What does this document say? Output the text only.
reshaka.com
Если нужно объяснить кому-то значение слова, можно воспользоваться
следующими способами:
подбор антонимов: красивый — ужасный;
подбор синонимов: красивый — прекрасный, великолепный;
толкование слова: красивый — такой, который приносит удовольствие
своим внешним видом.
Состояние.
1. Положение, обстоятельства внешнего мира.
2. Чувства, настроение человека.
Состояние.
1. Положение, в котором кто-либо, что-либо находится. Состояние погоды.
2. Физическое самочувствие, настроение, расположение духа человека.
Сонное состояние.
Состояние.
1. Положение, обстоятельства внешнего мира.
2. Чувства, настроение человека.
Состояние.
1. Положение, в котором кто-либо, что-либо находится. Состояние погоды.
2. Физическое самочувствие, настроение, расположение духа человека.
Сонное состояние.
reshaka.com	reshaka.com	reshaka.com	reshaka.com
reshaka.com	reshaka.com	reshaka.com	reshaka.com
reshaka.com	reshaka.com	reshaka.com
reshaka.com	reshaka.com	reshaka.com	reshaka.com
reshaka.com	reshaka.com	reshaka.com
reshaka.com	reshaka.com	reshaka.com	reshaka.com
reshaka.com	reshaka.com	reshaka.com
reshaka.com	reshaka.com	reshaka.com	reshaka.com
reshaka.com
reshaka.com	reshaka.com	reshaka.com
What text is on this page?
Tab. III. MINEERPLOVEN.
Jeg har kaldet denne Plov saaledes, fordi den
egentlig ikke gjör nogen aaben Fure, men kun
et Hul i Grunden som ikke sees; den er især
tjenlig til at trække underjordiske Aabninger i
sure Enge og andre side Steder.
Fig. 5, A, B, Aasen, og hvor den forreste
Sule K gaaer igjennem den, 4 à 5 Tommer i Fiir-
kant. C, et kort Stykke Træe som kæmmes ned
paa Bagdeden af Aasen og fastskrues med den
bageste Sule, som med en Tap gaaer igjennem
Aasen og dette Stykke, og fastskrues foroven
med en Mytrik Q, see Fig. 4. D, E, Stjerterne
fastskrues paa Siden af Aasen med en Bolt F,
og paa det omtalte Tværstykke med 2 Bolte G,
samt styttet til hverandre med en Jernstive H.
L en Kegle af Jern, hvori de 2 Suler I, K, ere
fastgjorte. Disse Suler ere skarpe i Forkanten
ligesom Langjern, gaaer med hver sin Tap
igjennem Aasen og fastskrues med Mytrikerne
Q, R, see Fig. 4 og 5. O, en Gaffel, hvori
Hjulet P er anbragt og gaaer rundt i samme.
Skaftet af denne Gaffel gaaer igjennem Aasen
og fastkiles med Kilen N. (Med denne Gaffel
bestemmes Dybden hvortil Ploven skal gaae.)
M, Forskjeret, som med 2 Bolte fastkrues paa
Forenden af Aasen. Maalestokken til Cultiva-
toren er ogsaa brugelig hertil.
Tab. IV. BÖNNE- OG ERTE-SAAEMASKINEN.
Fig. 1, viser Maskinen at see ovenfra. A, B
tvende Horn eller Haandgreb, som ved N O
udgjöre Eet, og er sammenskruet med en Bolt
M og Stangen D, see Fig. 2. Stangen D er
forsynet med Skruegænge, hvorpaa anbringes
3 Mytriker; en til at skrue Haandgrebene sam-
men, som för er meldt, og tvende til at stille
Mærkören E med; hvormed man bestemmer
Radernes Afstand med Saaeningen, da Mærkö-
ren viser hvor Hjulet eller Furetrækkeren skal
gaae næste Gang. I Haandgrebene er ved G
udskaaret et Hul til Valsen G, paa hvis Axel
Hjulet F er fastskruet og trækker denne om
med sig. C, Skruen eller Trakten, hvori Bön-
══════
Copy all the entries verbatim.

What does this document say? Output the text only.
reshaka.com
Если нужно объяснить кому-то значение слова, можно воспользоваться
следующими способами:
подбор антонимов: красивый — ужасный;
подбор синонимов: красивый — прекрасный, великолепный;
толкование слова: красивый — такой, который приносит удовольствие
своим внешним видом.
Состояние.
1. Положение, обстоятельства внешнего мира.
2. Чувства, настроение человека.
Состояние.
1. Положение, в котором кто-либо, что-либо находится. Состояние погоды.
2. Физическое самочувствие, настроение, расположение духа человека.
Сонное состояние.
Состояние.
1. Положение, обстоятельства внешнего мира.
2. Чувства, настроение человека.
Состояние.
1. Положение, в котором кто-либо, что-либо находится. Состояние погоды.
2. Физическое самочувствие, настроение, расположение духа человека.
Сонное состояние.
reshaka.com	reshaka.com	reshaka.com	reshaka.com
reshaka.com	reshaka.com	reshaka.com	reshaka.com
reshaka.com	reshaka.com	reshaka.com
reshaka.com	reshaka.com	reshaka.com	reshaka.com
reshaka.com	reshaka.com	reshaka.com
reshaka.com	reshaka.com	reshaka.com	reshaka.com
reshaka.com	reshaka.com	reshaka.com
reshaka.com	reshaka.com	reshaka.com	reshaka.com
reshaka.com
reshaka.com	reshaka.com	reshaka.com
What text is on this page?
Tab. III. MINEERPLOVEN.
Jeg har kaldet denne Plov saaledes, fordi den
egentlig ikke gjör nogen aaben Fure, men kun
et Hul i Grunden som ikke sees; den er især
tjenlig til at trække underjordiske Aabninger i
sure Enge og andre side Steder.
Fig. 5, A, B, Aasen, og hvor den forreste
Sule K gaaer igjennem den, 4 à 5 Tommer i Fiir-
kant. C, et kort Stykke Træe som kæmmes ned
paa Bagdeden af Aasen og fastskrues med den
bageste Sule, som med en Tap gaaer igjennem
Aasen og dette Stykke, og fastskrues foroven
med en Mytrik Q, see Fig. 4. D, E, Stjerterne
fastskrues paa Siden af Aasen med en Bolt F,
og paa det omtalte Tværstykke med 2 Bolte G,
samt styttet til hverandre med en Jernstive H.
L en Kegle af Jern, hvori de 2 Suler I, K, ere
fastgjorte. Disse Suler ere skarpe i Forkanten
ligesom Langjern, gaaer med hver sin Tap
igjennem Aasen og fastskrues med Mytrikerne
Q, R, see Fig. 4 og 5. O, en Gaffel, hvori
Hjulet P er anbragt og gaaer rundt i samme.
Skaftet af denne Gaffel gaaer igjennem Aasen
og fastkiles med Kilen N. (Med denne Gaffel
bestemmes Dybden hvortil Ploven skal gaae.)
M, Forskjeret, som med 2 Bolte fastkrues paa
Forenden af Aasen. Maalestokken til Cultiva-
toren er ogsaa brugelig hertil.
Tab. IV. BÖNNE- OG ERTE-SAAEMASKINEN.
Fig. 1, viser Maskinen at see ovenfra. A, B
tvende Horn eller Haandgreb, som ved N O
udgjöre Eet, og er sammenskruet med en Bolt
M og Stangen D, see Fig. 2. Stangen D er
forsynet med Skruegænge, hvorpaa anbringes
3 Mytriker; en til at skrue Haandgrebene sam-
men, som för er meldt, og tvende til at stille
Mærkören E med; hvormed man bestemmer
Radernes Afstand med Saaeningen, da Mærkö-
ren viser hvor Hjulet eller Furetrækkeren skal
gaae næste Gang. I Haandgrebene er ved G
udskaaret et Hul til Valsen G, paa hvis Axel
Hjulet F er fastskruet og trækker denne om
med sig. C, Skruen eller Trakten, hvori Bön-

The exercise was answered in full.